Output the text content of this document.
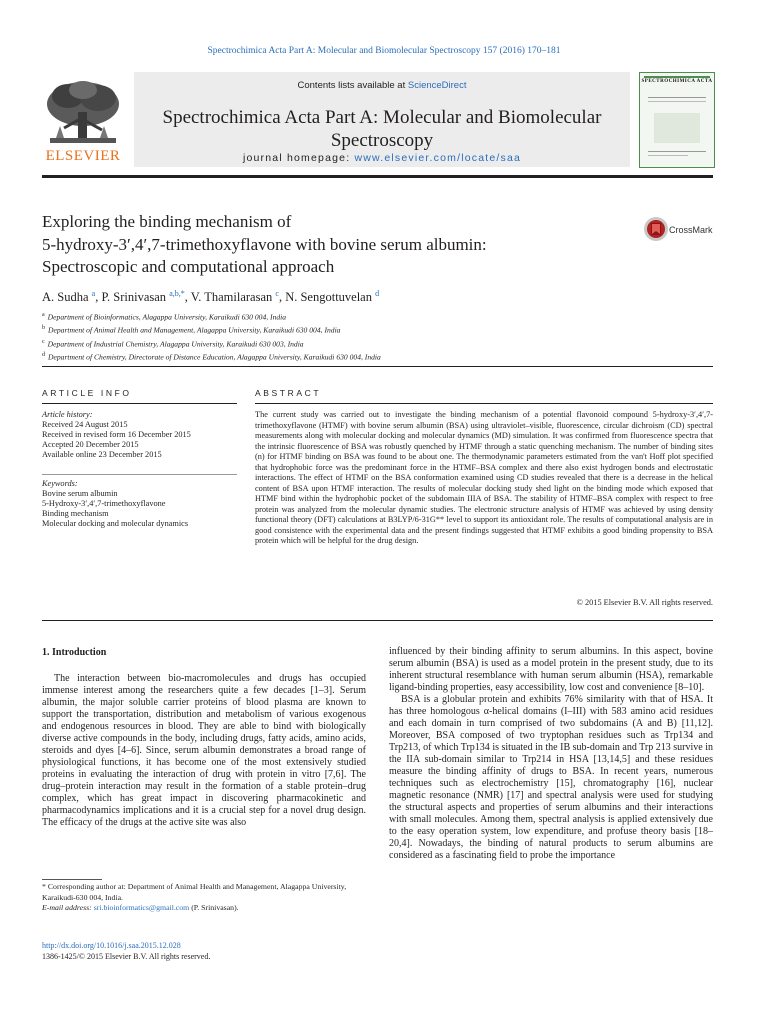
Spectrochimica Acta Part A: Molecular and Biomolecular Spectroscopy 157 (2016) 170–181
ELSEVIER
Contents lists available at ScienceDirect
Spectrochimica Acta Part A: Molecular and Biomolecular Spectroscopy
journal homepage: www.elsevier.com/locate/saa
SPECTROCHIMICA ACTA
Exploring the binding mechanism of
5-hydroxy-3′,4′,7-trimethoxyflavone with bovine serum albumin:
Spectroscopic and computational approach
CrossMark
A. Sudha $^a$, P. Srinivasan $^{a,b,*}$, V. Thamilarasan $^c$, N. Sengottuvelan $^d$
$^a$ Department of Bioinformatics, Alagappa University, Karaikudi 630 004, India
$^b$ Department of Animal Health and Management, Alagappa University, Karaikudi 630 004, India
$^c$ Department of Industrial Chemistry, Alagappa University, Karaikudi 630 003, India
$^d$ Department of Chemistry, Directorate of Distance Education, Alagappa University, Karaikudi 630 004, India
ARTICLE INFO
Article history:
Received 24 August 2015
Received in revised form 16 December 2015
Accepted 20 December 2015
Available online 23 December 2015
Keywords:
Bovine serum albumin
5-Hydroxy-3′,4′,7-trimethoxyflavone
Binding mechanism
Molecular docking and molecular dynamics
ABSTRACT
The current study was carried out to investigate the binding mechanism of a potential flavonoid compound 5-hydroxy-3′,4′,7-trimethoxyflavone (HTMF) with bovine serum albumin (BSA) using ultraviolet–visible, fluorescence, circular dichroism (CD) spectral measurements along with molecular docking and molecular dynamics (MD) simulation. It was confirmed from fluorescence spectra that the intrinsic fluorescence of BSA was robustly quenched by HTMF through a static quenching mechanism. The number of binding sites (n) for HTMF binding on BSA was found to be about one. The thermodynamic parameters estimated from the van't Hoff plot specified that hydrophobic force was the predominant force in the HTMF–BSA complex and there also exist hydrogen bonds and electrostatic interactions. The effect of HTMF on the BSA conformation examined using CD studies revealed that there is a decrease in the helical content of BSA upon HTMF interaction. The results of molecular docking study shed light on the binding mode which exposed that HTMF bind within the hydrophobic pocket of the subdomain IIIA of BSA. The stability of HTMF–BSA complex with respect to free protein was analyzed from the molecular dynamic studies. The electronic structure analysis of HTMF was achieved by using density functional theory (DFT) calculations at B3LYP/6-31G** level to support its antioxidant role. The results of computational analysis are in good consistence with the experimental data and the present findings suggested that HTMF exhibits a good binding propensity to BSA protein which will be helpful for the drug design.
© 2015 Elsevier B.V. All rights reserved.
1. Introduction

The interaction between bio-macromolecules and drugs has occupied immense interest among the researchers quite a few decades [1–3]. Serum albumin, the major soluble carrier proteins of blood plasma are known to support the transportation, distribution and metabolism of various exogenous and endogenous resources in blood. They are able to bind with biologically diverse active compounds in the body, including drugs, fatty acids, amino acids, steroids and dyes [4–6]. Since, serum albumin demonstrates a broad range of physiological functions, it has become one of the most extensively studied proteins in evaluating the interaction of drug with protein in vitro [7,6]. The drug–protein interaction may result in the formation of a stable protein–drug complex, which has great impact in discovering pharmacokinetic and pharmacodynamics implications and it is a crucial step for a novel drug design. The efficacy of the drugs at the active site was also

influenced by their binding affinity to serum albumins. In this aspect, bovine serum albumin (BSA) is used as a model protein in the present study, due to its inherent structural resemblance with human serum albumin (HSA), remarkable ligand-binding properties, easy accessibility, low cost and convenience [8–10].

BSA is a globular protein and exhibits 76% similarity with that of HSA. It has three homologous α-helical domains (I–III) with 583 amino acid residues and each domain in turn comprised of two subdomains (A and B) [11,12]. Moreover, BSA composed of two tryptophan residues such as Trp134 and Trp213, of which Trp134 is situated in the IB sub-domain and Trp 213 survive in the IIA sub-domain similar to Trp214 in HSA [13,14,5] and these residues measure the binding affinity of drugs to BSA. In recent years, numerous techniques such as electrochemistry [15], chromatography [16], nuclear magnetic resonance (NMR) [17] and spectral analysis were used for studying the structural aspects and properties of serum albumins and their interactions with small molecules. Among them, spectral analysis is applied extensively due to the easy operation system, low expenditure, and profuse theory basis [18–20,4]. Nowadays, the binding of natural products to serum albumins are considered as a fascinating field to probe the importance

* Corresponding author at: Department of Animal Health and Management, Alagappa University, Karaikudi-630 004, India.
E-mail address: sri.bioinformatics@gmail.com (P. Srinivasan).
http://dx.doi.org/10.1016/j.saa.2015.12.028
1386-1425/© 2015 Elsevier B.V. All rights reserved.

-----

▸ **What the exercise asks**
Where the word "Srinivasan" is present in a line of the listing, copy that line.

▸ **Your solution**
A. Sudha $^a$, P. Srinivasan $^{a,b,*}$, V. Thamilarasan $^c$, N. Sengottuvelan $^d$
E-mail address: sri.bioinformatics@gmail.com (P. Srinivasan).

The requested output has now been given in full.